> [Short exercise]:
All of the data needs to be repeated exactly.

> [Material for this exercise]:
(begin)
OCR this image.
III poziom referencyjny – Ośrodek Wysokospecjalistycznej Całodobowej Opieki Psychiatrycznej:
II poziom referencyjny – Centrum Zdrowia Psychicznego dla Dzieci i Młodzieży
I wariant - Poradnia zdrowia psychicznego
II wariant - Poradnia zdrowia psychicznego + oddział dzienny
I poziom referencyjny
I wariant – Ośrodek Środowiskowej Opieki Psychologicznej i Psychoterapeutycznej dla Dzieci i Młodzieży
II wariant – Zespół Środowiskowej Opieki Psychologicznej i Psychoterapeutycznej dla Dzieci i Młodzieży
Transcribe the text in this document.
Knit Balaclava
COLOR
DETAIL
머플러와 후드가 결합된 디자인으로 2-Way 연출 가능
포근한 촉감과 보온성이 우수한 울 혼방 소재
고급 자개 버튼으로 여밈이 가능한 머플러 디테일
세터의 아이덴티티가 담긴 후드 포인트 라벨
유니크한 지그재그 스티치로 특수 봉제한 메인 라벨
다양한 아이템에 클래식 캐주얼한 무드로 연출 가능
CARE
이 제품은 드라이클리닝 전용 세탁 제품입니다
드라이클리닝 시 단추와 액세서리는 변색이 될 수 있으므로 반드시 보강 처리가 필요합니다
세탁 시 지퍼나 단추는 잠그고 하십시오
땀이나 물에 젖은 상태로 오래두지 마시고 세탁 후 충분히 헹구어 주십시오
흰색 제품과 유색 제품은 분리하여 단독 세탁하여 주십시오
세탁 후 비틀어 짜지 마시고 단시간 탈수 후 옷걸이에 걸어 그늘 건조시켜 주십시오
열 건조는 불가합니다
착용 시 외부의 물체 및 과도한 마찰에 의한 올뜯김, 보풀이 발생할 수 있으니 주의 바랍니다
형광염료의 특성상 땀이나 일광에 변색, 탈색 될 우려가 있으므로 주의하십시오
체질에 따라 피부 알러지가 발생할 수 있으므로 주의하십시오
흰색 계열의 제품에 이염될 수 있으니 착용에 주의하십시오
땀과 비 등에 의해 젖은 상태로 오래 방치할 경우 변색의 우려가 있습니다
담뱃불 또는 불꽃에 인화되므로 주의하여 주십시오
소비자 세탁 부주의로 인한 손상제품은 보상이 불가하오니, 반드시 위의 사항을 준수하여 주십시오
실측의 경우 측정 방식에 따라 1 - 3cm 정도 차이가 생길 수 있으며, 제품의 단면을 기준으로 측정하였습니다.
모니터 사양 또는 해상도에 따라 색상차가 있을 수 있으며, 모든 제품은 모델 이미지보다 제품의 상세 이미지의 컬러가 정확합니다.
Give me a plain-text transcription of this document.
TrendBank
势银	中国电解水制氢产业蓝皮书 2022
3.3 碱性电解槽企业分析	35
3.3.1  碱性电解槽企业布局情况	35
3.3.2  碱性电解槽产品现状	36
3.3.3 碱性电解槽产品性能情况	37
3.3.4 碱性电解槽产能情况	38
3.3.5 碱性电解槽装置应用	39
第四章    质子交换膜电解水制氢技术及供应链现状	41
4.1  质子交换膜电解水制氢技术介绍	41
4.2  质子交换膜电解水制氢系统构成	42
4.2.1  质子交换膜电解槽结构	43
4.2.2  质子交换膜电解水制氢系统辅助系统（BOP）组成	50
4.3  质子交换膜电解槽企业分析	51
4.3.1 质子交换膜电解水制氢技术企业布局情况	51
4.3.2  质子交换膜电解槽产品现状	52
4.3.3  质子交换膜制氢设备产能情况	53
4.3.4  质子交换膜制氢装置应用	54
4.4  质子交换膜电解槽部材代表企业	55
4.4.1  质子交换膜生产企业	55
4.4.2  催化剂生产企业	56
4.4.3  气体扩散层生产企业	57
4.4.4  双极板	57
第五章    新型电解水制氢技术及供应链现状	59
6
(end)
> [Solution for this problem]:
OCR this image.
III poziom referencyjny – Ośrodek Wysokospecjalistycznej Całodobowej Opieki Psychiatrycznej:
II poziom referencyjny – Centrum Zdrowia Psychicznego dla Dzieci i Młodzieży
I wariant - Poradnia zdrowia psychicznego
II wariant - Poradnia zdrowia psychicznego + oddział dzienny
I poziom referencyjny
I wariant – Ośrodek Środowiskowej Opieki Psychologicznej i Psychoterapeutycznej dla Dzieci i Młodzieży
II wariant – Zespół Środowiskowej Opieki Psychologicznej i Psychoterapeutycznej dla Dzieci i Młodzieży
Transcribe the text in this document.
Knit Balaclava
COLOR
DETAIL
머플러와 후드가 결합된 디자인으로 2-Way 연출 가능
포근한 촉감과 보온성이 우수한 울 혼방 소재
고급 자개 버튼으로 여밈이 가능한 머플러 디테일
세터의 아이덴티티가 담긴 후드 포인트 라벨
유니크한 지그재그 스티치로 특수 봉제한 메인 라벨
다양한 아이템에 클래식 캐주얼한 무드로 연출 가능
CARE
이 제품은 드라이클리닝 전용 세탁 제품입니다
드라이클리닝 시 단추와 액세서리는 변색이 될 수 있으므로 반드시 보강 처리가 필요합니다
세탁 시 지퍼나 단추는 잠그고 하십시오
땀이나 물에 젖은 상태로 오래두지 마시고 세탁 후 충분히 헹구어 주십시오
흰색 제품과 유색 제품은 분리하여 단독 세탁하여 주십시오
세탁 후 비틀어 짜지 마시고 단시간 탈수 후 옷걸이에 걸어 그늘 건조시켜 주십시오
열 건조는 불가합니다
착용 시 외부의 물체 및 과도한 마찰에 의한 올뜯김, 보풀이 발생할 수 있으니 주의 바랍니다
형광염료의 특성상 땀이나 일광에 변색, 탈색 될 우려가 있으므로 주의하십시오
체질에 따라 피부 알러지가 발생할 수 있으므로 주의하십시오
흰색 계열의 제품에 이염될 수 있으니 착용에 주의하십시오
땀과 비 등에 의해 젖은 상태로 오래 방치할 경우 변색의 우려가 있습니다
담뱃불 또는 불꽃에 인화되므로 주의하여 주십시오
소비자 세탁 부주의로 인한 손상제품은 보상이 불가하오니, 반드시 위의 사항을 준수하여 주십시오
실측의 경우 측정 방식에 따라 1 - 3cm 정도 차이가 생길 수 있으며, 제품의 단면을 기준으로 측정하였습니다.
모니터 사양 또는 해상도에 따라 색상차가 있을 수 있으며, 모든 제품은 모델 이미지보다 제품의 상세 이미지의 컬러가 정확합니다.
Give me a plain-text transcription of this document.
TrendBank
势银	中国电解水制氢产业蓝皮书 2022
3.3 碱性电解槽企业分析	35
3.3.1  碱性电解槽企业布局情况	35
3.3.2  碱性电解槽产品现状	36
3.3.3 碱性电解槽产品性能情况	37
3.3.4 碱性电解槽产能情况	38
3.3.5 碱性电解槽装置应用	39
第四章    质子交换膜电解水制氢技术及供应链现状	41
4.1  质子交换膜电解水制氢技术介绍	41
4.2  质子交换膜电解水制氢系统构成	42
4.2.1  质子交换膜电解槽结构	43
4.2.2  质子交换膜电解水制氢系统辅助系统（BOP）组成	50
4.3  质子交换膜电解槽企业分析	51
4.3.1 质子交换膜电解水制氢技术企业布局情况	51
4.3.2  质子交换膜电解槽产品现状	52
4.3.3  质子交换膜制氢设备产能情况	53
4.3.4  质子交换膜制氢装置应用	54
4.4  质子交换膜电解槽部材代表企业	55
4.4.1  质子交换膜生产企业	55
4.4.2  催化剂生产企业	56
4.4.3  气体扩散层生产企业	57
4.4.4  双极板	57
第五章    新型电解水制氢技术及供应链现状	59
6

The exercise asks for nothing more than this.